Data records
______________________________

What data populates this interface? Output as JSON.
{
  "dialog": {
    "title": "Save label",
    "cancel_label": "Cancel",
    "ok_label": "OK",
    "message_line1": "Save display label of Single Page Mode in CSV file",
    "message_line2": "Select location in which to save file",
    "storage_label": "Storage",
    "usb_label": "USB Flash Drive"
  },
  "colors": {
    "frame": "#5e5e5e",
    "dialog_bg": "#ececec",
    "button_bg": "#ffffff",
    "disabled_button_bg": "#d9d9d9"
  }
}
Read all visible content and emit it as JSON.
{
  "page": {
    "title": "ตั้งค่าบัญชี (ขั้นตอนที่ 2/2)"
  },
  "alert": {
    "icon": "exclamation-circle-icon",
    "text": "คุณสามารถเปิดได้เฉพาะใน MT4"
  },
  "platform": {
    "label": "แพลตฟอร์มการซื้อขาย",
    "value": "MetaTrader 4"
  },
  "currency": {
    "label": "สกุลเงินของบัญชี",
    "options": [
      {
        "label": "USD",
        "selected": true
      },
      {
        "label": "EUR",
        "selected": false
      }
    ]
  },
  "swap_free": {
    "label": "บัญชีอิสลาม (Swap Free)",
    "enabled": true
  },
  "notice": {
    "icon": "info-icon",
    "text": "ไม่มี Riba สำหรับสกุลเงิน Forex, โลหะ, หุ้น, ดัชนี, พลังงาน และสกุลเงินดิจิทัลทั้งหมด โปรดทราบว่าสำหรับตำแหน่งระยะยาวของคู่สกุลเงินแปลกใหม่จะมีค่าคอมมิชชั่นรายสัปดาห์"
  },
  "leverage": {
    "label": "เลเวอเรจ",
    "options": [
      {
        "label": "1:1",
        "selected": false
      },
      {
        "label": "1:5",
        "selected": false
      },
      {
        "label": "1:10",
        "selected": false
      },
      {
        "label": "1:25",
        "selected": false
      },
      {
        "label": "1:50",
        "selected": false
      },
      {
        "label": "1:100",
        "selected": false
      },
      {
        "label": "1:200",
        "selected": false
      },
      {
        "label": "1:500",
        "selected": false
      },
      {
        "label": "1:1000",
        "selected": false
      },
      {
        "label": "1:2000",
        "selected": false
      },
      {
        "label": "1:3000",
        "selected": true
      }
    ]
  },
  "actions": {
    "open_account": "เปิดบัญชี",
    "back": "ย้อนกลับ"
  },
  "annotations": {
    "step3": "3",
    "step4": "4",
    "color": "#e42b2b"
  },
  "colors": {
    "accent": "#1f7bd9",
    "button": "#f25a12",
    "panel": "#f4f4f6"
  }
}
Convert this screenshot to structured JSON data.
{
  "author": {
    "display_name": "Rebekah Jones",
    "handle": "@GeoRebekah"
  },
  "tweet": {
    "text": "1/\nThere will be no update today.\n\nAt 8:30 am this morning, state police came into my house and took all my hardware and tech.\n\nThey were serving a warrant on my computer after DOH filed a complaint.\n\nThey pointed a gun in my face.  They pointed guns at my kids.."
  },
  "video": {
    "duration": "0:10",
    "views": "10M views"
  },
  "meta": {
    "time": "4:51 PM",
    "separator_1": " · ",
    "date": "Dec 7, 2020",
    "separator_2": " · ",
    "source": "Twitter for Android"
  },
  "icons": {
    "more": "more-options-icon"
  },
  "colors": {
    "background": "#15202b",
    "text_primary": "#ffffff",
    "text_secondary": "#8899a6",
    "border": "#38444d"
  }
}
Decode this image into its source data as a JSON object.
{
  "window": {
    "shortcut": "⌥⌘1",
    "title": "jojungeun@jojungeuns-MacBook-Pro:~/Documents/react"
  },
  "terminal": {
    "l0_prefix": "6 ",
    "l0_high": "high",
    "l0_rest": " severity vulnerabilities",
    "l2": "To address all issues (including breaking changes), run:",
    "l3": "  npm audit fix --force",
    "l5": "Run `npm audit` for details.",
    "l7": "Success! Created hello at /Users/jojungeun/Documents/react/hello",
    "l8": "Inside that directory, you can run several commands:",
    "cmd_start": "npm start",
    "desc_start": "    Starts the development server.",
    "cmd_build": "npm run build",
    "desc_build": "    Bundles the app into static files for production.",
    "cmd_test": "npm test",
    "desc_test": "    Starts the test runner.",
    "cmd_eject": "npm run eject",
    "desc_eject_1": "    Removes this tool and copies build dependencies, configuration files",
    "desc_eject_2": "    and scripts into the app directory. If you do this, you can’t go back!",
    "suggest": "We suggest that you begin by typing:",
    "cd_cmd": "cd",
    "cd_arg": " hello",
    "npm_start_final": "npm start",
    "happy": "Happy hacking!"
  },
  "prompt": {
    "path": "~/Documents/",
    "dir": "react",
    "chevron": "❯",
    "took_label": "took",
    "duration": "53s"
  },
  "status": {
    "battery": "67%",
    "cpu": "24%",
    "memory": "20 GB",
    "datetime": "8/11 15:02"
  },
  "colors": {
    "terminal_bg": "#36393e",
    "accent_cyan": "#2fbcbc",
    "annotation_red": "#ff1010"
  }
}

______________________________

### INSTRUCTION
Copy out the whole listing exactly; please set it all down.

### RESPONSE FOR THIS EXERCISE
What data populates this interface? Output as JSON.
{
  "dialog": {
    "title": "Save label",
    "cancel_label": "Cancel",
    "ok_label": "OK",
    "message_line1": "Save display label of Single Page Mode in CSV file",
    "message_line2": "Select location in which to save file",
    "storage_label": "Storage",
    "usb_label": "USB Flash Drive"
  },
  "colors": {
    "frame": "#5e5e5e",
    "dialog_bg": "#ececec",
    "button_bg": "#ffffff",
    "disabled_button_bg": "#d9d9d9"
  }
}
Read all visible content and emit it as JSON.
{
  "page": {
    "title": "ตั้งค่าบัญชี (ขั้นตอนที่ 2/2)"
  },
  "alert": {
    "icon": "exclamation-circle-icon",
    "text": "คุณสามารถเปิดได้เฉพาะใน MT4"
  },
  "platform": {
    "label": "แพลตฟอร์มการซื้อขาย",
    "value": "MetaTrader 4"
  },
  "currency": {
    "label": "สกุลเงินของบัญชี",
    "options": [
      {
        "label": "USD",
        "selected": true
      },
      {
        "label": "EUR",
        "selected": false
      }
    ]
  },
  "swap_free": {
    "label": "บัญชีอิสลาม (Swap Free)",
    "enabled": true
  },
  "notice": {
    "icon": "info-icon",
    "text": "ไม่มี Riba สำหรับสกุลเงิน Forex, โลหะ, หุ้น, ดัชนี, พลังงาน และสกุลเงินดิจิทัลทั้งหมด โปรดทราบว่าสำหรับตำแหน่งระยะยาวของคู่สกุลเงินแปลกใหม่จะมีค่าคอมมิชชั่นรายสัปดาห์"
  },
  "leverage": {
    "label": "เลเวอเรจ",
    "options": [
      {
        "label": "1:1",
        "selected": false
      },
      {
        "label": "1:5",
        "selected": false
      },
      {
        "label": "1:10",
        "selected": false
      },
      {
        "label": "1:25",
        "selected": false
      },
      {
        "label": "1:50",
        "selected": false
      },
      {
        "label": "1:100",
        "selected": false
      },
      {
        "label": "1:200",
        "selected": false
      },
      {
        "label": "1:500",
        "selected": false
      },
      {
        "label": "1:1000",
        "selected": false
      },
      {
        "label": "1:2000",
        "selected": false
      },
      {
        "label": "1:3000",
        "selected": true
      }
    ]
  },
  "actions": {
    "open_account": "เปิดบัญชี",
    "back": "ย้อนกลับ"
  },
  "annotations": {
    "step3": "3",
    "step4": "4",
    "color": "#e42b2b"
  },
  "colors": {
    "accent": "#1f7bd9",
    "button": "#f25a12",
    "panel": "#f4f4f6"
  }
}
Convert this screenshot to structured JSON data.
{
  "author": {
    "display_name": "Rebekah Jones",
    "handle": "@GeoRebekah"
  },
  "tweet": {
    "text": "1/\nThere will be no update today.\n\nAt 8:30 am this morning, state police came into my house and took all my hardware and tech.\n\nThey were serving a warrant on my computer after DOH filed a complaint.\n\nThey pointed a gun in my face.  They pointed guns at my kids.."
  },
  "video": {
    "duration": "0:10",
    "views": "10M views"
  },
  "meta": {
    "time": "4:51 PM",
    "separator_1": " · ",
    "date": "Dec 7, 2020",
    "separator_2": " · ",
    "source": "Twitter for Android"
  },
  "icons": {
    "more": "more-options-icon"
  },
  "colors": {
    "background": "#15202b",
    "text_primary": "#ffffff",
    "text_secondary": "#8899a6",
    "border": "#38444d"
  }
}
Decode this image into its source data as a JSON object.
{
  "window": {
    "shortcut": "⌥⌘1",
    "title": "jojungeun@jojungeuns-MacBook-Pro:~/Documents/react"
  },
  "terminal": {
    "l0_prefix": "6 ",
    "l0_high": "high",
    "l0_rest": " severity vulnerabilities",
    "l2": "To address all issues (including breaking changes), run:",
    "l3": "  npm audit fix --force",
    "l5": "Run `npm audit` for details.",
    "l7": "Success! Created hello at /Users/jojungeun/Documents/react/hello",
    "l8": "Inside that directory, you can run several commands:",
    "cmd_start": "npm start",
    "desc_start": "    Starts the development server.",
    "cmd_build": "npm run build",
    "desc_build": "    Bundles the app into static files for production.",
    "cmd_test": "npm test",
    "desc_test": "    Starts the test runner.",
    "cmd_eject": "npm run eject",
    "desc_eject_1": "    Removes this tool and copies build dependencies, configuration files",
    "desc_eject_2": "    and scripts into the app directory. If you do this, you can’t go back!",
    "suggest": "We suggest that you begin by typing:",
    "cd_cmd": "cd",
    "cd_arg": " hello",
    "npm_start_final": "npm start",
    "happy": "Happy hacking!"
  },
  "prompt": {
    "path": "~/Documents/",
    "dir": "react",
    "chevron": "❯",
    "took_label": "took",
    "duration": "53s"
  },
  "status": {
    "battery": "67%",
    "cpu": "24%",
    "memory": "20 GB",
    "datetime": "8/11 15:02"
  },
  "colors": {
    "terminal_bg": "#36393e",
    "accent_cyan": "#2fbcbc",
    "annotation_red": "#ff1010"
  }
}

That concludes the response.